**What is being asked**
Write out the data again in full, exactly as it reads.

**Figure record extracts**
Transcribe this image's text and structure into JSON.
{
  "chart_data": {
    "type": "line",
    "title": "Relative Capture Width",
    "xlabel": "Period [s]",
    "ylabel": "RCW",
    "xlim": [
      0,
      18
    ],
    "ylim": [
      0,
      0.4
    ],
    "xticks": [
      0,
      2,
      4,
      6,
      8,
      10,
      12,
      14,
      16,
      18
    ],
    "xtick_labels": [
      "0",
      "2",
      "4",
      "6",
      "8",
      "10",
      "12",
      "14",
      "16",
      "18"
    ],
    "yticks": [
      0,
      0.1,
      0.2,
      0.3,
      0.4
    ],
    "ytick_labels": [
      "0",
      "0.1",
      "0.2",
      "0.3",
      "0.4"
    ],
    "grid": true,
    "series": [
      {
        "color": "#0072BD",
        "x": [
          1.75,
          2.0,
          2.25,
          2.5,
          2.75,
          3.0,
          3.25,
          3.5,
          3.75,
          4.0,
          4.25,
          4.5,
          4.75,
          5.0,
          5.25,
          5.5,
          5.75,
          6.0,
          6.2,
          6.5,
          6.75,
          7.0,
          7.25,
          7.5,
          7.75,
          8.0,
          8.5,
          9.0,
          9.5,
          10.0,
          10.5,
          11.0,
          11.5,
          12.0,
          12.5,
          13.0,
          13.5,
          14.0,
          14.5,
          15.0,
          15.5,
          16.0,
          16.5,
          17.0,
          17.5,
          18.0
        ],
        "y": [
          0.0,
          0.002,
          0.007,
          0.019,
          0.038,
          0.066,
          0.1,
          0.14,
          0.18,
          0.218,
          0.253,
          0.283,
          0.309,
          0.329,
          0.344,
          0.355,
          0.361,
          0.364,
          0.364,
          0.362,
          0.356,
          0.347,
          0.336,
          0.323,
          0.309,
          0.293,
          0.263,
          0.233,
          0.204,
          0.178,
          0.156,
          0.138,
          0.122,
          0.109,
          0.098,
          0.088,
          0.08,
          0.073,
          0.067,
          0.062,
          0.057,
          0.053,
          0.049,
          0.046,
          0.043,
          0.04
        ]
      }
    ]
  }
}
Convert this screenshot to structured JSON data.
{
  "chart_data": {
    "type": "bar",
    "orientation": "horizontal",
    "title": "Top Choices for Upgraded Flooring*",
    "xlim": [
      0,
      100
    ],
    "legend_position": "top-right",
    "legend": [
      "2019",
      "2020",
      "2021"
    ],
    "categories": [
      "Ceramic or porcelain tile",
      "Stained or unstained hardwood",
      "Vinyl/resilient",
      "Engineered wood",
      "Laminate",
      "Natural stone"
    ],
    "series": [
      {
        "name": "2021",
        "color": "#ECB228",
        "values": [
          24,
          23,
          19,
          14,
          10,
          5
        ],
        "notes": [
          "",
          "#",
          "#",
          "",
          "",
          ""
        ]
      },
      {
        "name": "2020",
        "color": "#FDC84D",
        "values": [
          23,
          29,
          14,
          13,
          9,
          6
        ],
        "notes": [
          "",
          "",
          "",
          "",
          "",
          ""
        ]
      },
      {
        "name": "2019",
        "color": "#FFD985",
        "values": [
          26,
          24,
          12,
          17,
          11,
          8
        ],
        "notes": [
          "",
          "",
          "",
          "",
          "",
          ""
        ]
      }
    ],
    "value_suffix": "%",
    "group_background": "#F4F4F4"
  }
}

**Result for this task**
Transcribe this image's text and structure into JSON.
{
  "chart_data": {
    "type": "line",
    "title": "Relative Capture Width",
    "xlabel": "Period [s]",
    "ylabel": "RCW",
    "xlim": [
      0,
      18
    ],
    "ylim": [
      0,
      0.4
    ],
    "xticks": [
      0,
      2,
      4,
      6,
      8,
      10,
      12,
      14,
      16,
      18
    ],
    "xtick_labels": [
      "0",
      "2",
      "4",
      "6",
      "8",
      "10",
      "12",
      "14",
      "16",
      "18"
    ],
    "yticks": [
      0,
      0.1,
      0.2,
      0.3,
      0.4
    ],
    "ytick_labels": [
      "0",
      "0.1",
      "0.2",
      "0.3",
      "0.4"
    ],
    "grid": true,
    "series": [
      {
        "color": "#0072BD",
        "x": [
          1.75,
          2.0,
          2.25,
          2.5,
          2.75,
          3.0,
          3.25,
          3.5,
          3.75,
          4.0,
          4.25,
          4.5,
          4.75,
          5.0,
          5.25,
          5.5,
          5.75,
          6.0,
          6.2,
          6.5,
          6.75,
          7.0,
          7.25,
          7.5,
          7.75,
          8.0,
          8.5,
          9.0,
          9.5,
          10.0,
          10.5,
          11.0,
          11.5,
          12.0,
          12.5,
          13.0,
          13.5,
          14.0,
          14.5,
          15.0,
          15.5,
          16.0,
          16.5,
          17.0,
          17.5,
          18.0
        ],
        "y": [
          0.0,
          0.002,
          0.007,
          0.019,
          0.038,
          0.066,
          0.1,
          0.14,
          0.18,
          0.218,
          0.253,
          0.283,
          0.309,
          0.329,
          0.344,
          0.355,
          0.361,
          0.364,
          0.364,
          0.362,
          0.356,
          0.347,
          0.336,
          0.323,
          0.309,
          0.293,
          0.263,
          0.233,
          0.204,
          0.178,
          0.156,
          0.138,
          0.122,
          0.109,
          0.098,
          0.088,
          0.08,
          0.073,
          0.067,
          0.062,
          0.057,
          0.053,
          0.049,
          0.046,
          0.043,
          0.04
        ]
      }
    ]
  }
}
Convert this screenshot to structured JSON data.
{
  "chart_data": {
    "type": "bar",
    "orientation": "horizontal",
    "title": "Top Choices for Upgraded Flooring*",
    "xlim": [
      0,
      100
    ],
    "legend_position": "top-right",
    "legend": [
      "2019",
      "2020",
      "2021"
    ],
    "categories": [
      "Ceramic or porcelain tile",
      "Stained or unstained hardwood",
      "Vinyl/resilient",
      "Engineered wood",
      "Laminate",
      "Natural stone"
    ],
    "series": [
      {
        "name": "2021",
        "color": "#ECB228",
        "values": [
          24,
          23,
          19,
          14,
          10,
          5
        ],
        "notes": [
          "",
          "#",
          "#",
          "",
          "",
          ""
        ]
      },
      {
        "name": "2020",
        "color": "#FDC84D",
        "values": [
          23,
          29,
          14,
          13,
          9,
          6
        ],
        "notes": [
          "",
          "",
          "",
          "",
          "",
          ""
        ]
      },
      {
        "name": "2019",
        "color": "#FFD985",
        "values": [
          26,
          24,
          12,
          17,
          11,
          8
        ],
        "notes": [
          "",
          "",
          "",
          "",
          "",
          ""
        ]
      }
    ],
    "value_suffix": "%",
    "group_background": "#F4F4F4"
  }
}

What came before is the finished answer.